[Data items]
::::::

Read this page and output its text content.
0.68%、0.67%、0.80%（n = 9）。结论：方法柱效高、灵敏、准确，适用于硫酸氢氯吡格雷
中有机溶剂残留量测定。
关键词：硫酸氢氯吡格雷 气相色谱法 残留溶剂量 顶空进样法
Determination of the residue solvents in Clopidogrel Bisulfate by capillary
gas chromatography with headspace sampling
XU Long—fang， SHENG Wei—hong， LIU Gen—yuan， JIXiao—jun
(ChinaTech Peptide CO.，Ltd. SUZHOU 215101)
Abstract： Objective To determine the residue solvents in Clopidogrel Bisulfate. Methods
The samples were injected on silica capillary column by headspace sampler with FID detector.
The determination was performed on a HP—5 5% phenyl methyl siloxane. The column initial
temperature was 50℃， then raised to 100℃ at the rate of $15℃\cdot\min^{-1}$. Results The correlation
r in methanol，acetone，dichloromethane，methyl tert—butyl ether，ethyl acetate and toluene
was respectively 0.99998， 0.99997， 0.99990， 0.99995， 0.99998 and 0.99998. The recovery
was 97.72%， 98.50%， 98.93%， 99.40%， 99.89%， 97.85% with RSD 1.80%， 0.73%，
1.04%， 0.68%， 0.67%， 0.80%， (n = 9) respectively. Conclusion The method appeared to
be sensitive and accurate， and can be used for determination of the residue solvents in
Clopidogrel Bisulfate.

::::::

» **Exercise details**: Look above for lines with the word "respectively" and copy them all.

» **Answer box**:
was respectively 0.99998， 0.99997， 0.99990， 0.99995， 0.99998 and 0.99998. The recovery
1.04%， 0.68%， 0.67%， 0.80%， (n = 9) respectively. Conclusion The method appeared to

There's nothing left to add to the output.